**The exercise**
Below are entries. Pull out all lines containing "What".

[Stored items from a collection]
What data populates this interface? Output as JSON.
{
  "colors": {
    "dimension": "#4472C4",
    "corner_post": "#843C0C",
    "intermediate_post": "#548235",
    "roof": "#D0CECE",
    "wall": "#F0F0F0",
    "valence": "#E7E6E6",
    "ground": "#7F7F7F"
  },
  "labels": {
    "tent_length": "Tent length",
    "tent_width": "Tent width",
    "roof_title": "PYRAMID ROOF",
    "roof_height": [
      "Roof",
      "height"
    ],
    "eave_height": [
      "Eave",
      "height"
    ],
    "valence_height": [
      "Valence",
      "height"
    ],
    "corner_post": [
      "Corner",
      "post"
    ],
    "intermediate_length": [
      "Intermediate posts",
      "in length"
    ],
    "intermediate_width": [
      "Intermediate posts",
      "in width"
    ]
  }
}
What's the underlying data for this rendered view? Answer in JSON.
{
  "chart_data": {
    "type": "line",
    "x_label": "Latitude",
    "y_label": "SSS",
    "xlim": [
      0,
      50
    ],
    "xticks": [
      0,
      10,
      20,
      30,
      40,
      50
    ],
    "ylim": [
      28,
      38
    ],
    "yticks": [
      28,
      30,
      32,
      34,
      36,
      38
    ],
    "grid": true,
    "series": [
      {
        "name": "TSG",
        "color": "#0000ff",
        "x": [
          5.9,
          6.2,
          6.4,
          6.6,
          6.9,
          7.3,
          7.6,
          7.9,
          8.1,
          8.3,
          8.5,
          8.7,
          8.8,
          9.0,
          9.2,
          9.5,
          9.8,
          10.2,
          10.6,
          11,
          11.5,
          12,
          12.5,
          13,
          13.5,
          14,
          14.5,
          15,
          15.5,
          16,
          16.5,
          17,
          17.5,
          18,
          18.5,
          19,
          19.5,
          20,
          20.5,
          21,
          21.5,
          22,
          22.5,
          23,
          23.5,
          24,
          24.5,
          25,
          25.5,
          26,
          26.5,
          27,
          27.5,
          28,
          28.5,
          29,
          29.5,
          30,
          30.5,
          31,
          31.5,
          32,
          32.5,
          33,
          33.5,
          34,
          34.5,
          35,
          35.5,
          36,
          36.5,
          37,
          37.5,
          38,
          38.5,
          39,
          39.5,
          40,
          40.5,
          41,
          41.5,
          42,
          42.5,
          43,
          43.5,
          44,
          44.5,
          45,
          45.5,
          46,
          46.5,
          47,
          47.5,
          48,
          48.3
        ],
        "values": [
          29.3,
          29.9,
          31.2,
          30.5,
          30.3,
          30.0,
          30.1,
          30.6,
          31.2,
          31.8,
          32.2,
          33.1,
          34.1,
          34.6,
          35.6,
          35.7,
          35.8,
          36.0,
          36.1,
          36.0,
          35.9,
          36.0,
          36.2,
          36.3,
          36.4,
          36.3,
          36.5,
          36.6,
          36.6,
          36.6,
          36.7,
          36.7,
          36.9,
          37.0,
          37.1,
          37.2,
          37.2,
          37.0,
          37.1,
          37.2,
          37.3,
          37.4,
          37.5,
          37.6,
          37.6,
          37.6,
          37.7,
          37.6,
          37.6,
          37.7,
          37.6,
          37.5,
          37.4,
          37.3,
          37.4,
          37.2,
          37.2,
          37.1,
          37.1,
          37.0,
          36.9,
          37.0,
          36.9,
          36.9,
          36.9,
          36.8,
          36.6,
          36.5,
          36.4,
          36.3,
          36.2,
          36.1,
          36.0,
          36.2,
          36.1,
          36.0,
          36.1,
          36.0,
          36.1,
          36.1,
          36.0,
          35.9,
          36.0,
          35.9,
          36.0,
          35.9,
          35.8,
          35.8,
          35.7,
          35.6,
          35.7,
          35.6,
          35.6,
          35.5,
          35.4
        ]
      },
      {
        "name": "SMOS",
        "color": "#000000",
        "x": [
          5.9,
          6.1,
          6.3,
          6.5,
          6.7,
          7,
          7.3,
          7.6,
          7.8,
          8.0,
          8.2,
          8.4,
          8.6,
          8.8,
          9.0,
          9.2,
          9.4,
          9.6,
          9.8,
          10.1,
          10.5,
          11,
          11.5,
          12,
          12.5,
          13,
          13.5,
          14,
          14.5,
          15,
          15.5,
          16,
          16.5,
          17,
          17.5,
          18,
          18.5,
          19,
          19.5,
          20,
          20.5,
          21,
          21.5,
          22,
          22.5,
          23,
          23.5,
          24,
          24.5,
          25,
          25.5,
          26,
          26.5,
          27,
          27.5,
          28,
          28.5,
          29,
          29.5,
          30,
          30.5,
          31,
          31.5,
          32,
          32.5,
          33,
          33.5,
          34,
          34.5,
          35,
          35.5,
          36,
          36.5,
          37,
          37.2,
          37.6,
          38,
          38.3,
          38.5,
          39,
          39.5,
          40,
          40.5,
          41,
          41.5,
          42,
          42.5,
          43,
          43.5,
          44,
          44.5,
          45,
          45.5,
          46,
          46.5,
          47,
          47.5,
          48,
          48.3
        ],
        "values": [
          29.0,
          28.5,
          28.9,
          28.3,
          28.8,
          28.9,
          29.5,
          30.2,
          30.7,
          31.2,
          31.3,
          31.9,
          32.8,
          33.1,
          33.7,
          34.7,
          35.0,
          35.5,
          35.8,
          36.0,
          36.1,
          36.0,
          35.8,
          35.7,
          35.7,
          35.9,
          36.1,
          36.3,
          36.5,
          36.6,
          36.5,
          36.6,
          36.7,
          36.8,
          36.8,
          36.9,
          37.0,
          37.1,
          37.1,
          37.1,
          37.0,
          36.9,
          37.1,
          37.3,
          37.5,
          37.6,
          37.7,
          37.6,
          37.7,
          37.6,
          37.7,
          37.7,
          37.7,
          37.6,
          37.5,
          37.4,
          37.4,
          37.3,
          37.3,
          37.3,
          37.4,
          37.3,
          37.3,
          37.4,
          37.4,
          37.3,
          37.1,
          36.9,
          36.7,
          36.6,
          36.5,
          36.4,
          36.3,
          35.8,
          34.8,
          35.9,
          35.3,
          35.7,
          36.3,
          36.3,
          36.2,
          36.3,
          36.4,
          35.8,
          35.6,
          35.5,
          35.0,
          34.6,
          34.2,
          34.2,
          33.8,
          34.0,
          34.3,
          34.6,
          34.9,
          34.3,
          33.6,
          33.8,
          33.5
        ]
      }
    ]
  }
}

**Answer to the task**
What data populates this interface? Output as JSON.
What's the underlying data for this rendered view? Answer in JSON.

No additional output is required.